What is required
Each entry below is to be printed verbatim.

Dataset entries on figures
^^^^
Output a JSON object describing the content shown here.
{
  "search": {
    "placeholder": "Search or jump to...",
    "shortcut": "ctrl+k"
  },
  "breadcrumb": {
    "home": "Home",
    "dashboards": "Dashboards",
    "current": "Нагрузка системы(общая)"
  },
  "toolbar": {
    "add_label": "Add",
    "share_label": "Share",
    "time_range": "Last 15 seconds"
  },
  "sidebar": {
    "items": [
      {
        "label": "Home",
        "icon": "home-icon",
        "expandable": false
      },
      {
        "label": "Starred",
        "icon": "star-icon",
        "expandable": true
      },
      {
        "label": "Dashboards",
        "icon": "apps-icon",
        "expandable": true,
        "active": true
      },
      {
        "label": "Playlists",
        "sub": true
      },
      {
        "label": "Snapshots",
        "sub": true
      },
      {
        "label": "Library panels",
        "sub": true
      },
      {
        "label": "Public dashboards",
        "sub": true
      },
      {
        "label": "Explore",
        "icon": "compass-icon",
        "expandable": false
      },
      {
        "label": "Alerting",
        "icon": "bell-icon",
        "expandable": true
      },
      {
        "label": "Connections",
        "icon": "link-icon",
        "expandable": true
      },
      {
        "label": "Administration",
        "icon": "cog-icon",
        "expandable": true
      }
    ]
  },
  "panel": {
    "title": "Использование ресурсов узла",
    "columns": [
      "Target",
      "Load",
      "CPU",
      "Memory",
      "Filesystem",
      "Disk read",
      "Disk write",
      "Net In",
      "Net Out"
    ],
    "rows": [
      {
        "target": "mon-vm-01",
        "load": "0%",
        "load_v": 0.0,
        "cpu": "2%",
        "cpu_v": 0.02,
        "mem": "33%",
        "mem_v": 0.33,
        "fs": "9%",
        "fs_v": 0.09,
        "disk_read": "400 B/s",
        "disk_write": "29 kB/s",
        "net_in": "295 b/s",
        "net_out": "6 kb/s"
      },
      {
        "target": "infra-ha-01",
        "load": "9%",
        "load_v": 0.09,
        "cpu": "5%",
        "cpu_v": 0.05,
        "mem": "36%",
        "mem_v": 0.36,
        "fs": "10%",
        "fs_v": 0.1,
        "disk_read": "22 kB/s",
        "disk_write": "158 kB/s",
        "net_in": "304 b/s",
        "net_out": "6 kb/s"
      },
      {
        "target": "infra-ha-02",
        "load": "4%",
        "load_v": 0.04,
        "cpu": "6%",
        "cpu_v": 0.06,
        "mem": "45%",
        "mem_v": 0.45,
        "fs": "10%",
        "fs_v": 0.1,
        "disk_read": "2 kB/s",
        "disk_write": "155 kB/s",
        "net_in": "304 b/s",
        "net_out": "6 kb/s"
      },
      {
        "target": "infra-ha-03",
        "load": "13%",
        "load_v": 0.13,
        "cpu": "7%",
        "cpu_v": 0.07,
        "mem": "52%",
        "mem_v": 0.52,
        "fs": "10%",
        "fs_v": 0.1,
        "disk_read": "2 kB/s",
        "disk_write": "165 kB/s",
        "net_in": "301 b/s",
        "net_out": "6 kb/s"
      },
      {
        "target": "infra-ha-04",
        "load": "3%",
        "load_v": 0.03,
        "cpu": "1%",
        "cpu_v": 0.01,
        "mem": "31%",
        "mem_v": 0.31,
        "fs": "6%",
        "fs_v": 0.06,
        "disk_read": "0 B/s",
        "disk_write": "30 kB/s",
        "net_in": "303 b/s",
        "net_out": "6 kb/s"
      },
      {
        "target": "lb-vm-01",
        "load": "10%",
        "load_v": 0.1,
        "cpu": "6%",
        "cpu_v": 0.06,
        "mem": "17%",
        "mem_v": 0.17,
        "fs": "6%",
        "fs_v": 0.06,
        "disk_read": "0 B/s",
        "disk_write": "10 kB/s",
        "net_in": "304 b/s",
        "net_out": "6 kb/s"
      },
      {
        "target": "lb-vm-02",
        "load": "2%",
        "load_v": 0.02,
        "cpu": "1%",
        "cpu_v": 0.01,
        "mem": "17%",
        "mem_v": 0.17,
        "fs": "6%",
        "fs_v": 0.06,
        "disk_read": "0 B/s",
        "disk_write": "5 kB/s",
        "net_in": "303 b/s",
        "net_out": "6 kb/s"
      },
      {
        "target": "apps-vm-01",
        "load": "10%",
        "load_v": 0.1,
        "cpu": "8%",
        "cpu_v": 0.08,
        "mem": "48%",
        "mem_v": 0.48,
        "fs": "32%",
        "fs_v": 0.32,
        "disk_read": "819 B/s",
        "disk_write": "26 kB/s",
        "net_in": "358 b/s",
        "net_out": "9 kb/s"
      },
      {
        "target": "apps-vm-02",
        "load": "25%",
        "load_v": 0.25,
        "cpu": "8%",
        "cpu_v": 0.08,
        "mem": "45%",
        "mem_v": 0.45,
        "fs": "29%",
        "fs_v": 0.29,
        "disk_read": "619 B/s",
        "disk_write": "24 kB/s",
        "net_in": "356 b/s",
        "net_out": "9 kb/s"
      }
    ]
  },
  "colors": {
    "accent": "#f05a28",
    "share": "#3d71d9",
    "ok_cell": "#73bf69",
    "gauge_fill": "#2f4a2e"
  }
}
^^^^
Response to this task
Output a JSON object describing the content shown here.
{
  "search": {
    "placeholder": "Search or jump to...",
    "shortcut": "ctrl+k"
  },
  "breadcrumb": {
    "home": "Home",
    "dashboards": "Dashboards",
    "current": "Нагрузка системы(общая)"
  },
  "toolbar": {
    "add_label": "Add",
    "share_label": "Share",
    "time_range": "Last 15 seconds"
  },
  "sidebar": {
    "items": [
      {
        "label": "Home",
        "icon": "home-icon",
        "expandable": false
      },
      {
        "label": "Starred",
        "icon": "star-icon",
        "expandable": true
      },
      {
        "label": "Dashboards",
        "icon": "apps-icon",
        "expandable": true,
        "active": true
      },
      {
        "label": "Playlists",
        "sub": true
      },
      {
        "label": "Snapshots",
        "sub": true
      },
      {
        "label": "Library panels",
        "sub": true
      },
      {
        "label": "Public dashboards",
        "sub": true
      },
      {
        "label": "Explore",
        "icon": "compass-icon",
        "expandable": false
      },
      {
        "label": "Alerting",
        "icon": "bell-icon",
        "expandable": true
      },
      {
        "label": "Connections",
        "icon": "link-icon",
        "expandable": true
      },
      {
        "label": "Administration",
        "icon": "cog-icon",
        "expandable": true
      }
    ]
  },
  "panel": {
    "title": "Использование ресурсов узла",
    "columns": [
      "Target",
      "Load",
      "CPU",
      "Memory",
      "Filesystem",
      "Disk read",
      "Disk write",
      "Net In",
      "Net Out"
    ],
    "rows": [
      {
        "target": "mon-vm-01",
        "load": "0%",
        "load_v": 0.0,
        "cpu": "2%",
        "cpu_v": 0.02,
        "mem": "33%",
        "mem_v": 0.33,
        "fs": "9%",
        "fs_v": 0.09,
        "disk_read": "400 B/s",
        "disk_write": "29 kB/s",
        "net_in": "295 b/s",
        "net_out": "6 kb/s"
      },
      {
        "target": "infra-ha-01",
        "load": "9%",
        "load_v": 0.09,
        "cpu": "5%",
        "cpu_v": 0.05,
        "mem": "36%",
        "mem_v": 0.36,
        "fs": "10%",
        "fs_v": 0.1,
        "disk_read": "22 kB/s",
        "disk_write": "158 kB/s",
        "net_in": "304 b/s",
        "net_out": "6 kb/s"
      },
      {
        "target": "infra-ha-02",
        "load": "4%",
        "load_v": 0.04,
        "cpu": "6%",
        "cpu_v": 0.06,
        "mem": "45%",
        "mem_v": 0.45,
        "fs": "10%",
        "fs_v": 0.1,
        "disk_read": "2 kB/s",
        "disk_write": "155 kB/s",
        "net_in": "304 b/s",
        "net_out": "6 kb/s"
      },
      {
        "target": "infra-ha-03",
        "load": "13%",
        "load_v": 0.13,
        "cpu": "7%",
        "cpu_v": 0.07,
        "mem": "52%",
        "mem_v": 0.52,
        "fs": "10%",
        "fs_v": 0.1,
        "disk_read": "2 kB/s",
        "disk_write": "165 kB/s",
        "net_in": "301 b/s",
        "net_out": "6 kb/s"
      },
      {
        "target": "infra-ha-04",
        "load": "3%",
        "load_v": 0.03,
        "cpu": "1%",
        "cpu_v": 0.01,
        "mem": "31%",
        "mem_v": 0.31,
        "fs": "6%",
        "fs_v": 0.06,
        "disk_read": "0 B/s",
        "disk_write": "30 kB/s",
        "net_in": "303 b/s",
        "net_out": "6 kb/s"
      },
      {
        "target": "lb-vm-01",
        "load": "10%",
        "load_v": 0.1,
        "cpu": "6%",
        "cpu_v": 0.06,
        "mem": "17%",
        "mem_v": 0.17,
        "fs": "6%",
        "fs_v": 0.06,
        "disk_read": "0 B/s",
        "disk_write": "10 kB/s",
        "net_in": "304 b/s",
        "net_out": "6 kb/s"
      },
      {
        "target": "lb-vm-02",
        "load": "2%",
        "load_v": 0.02,
        "cpu": "1%",
        "cpu_v": 0.01,
        "mem": "17%",
        "mem_v": 0.17,
        "fs": "6%",
        "fs_v": 0.06,
        "disk_read": "0 B/s",
        "disk_write": "5 kB/s",
        "net_in": "303 b/s",
        "net_out": "6 kb/s"
      },
      {
        "target": "apps-vm-01",
        "load": "10%",
        "load_v": 0.1,
        "cpu": "8%",
        "cpu_v": 0.08,
        "mem": "48%",
        "mem_v": 0.48,
        "fs": "32%",
        "fs_v": 0.32,
        "disk_read": "819 B/s",
        "disk_write": "26 kB/s",
        "net_in": "358 b/s",
        "net_out": "9 kb/s"
      },
      {
        "target": "apps-vm-02",
        "load": "25%",
        "load_v": 0.25,
        "cpu": "8%",
        "cpu_v": 0.08,
        "mem": "45%",
        "mem_v": 0.45,
        "fs": "29%",
        "fs_v": 0.29,
        "disk_read": "619 B/s",
        "disk_write": "24 kB/s",
        "net_in": "356 b/s",
        "net_out": "9 kb/s"
      }
    ]
  },
  "colors": {
    "accent": "#f05a28",
    "share": "#3d71d9",
    "ok_cell": "#73bf69",
    "gauge_fill": "#2f4a2e"
  }
}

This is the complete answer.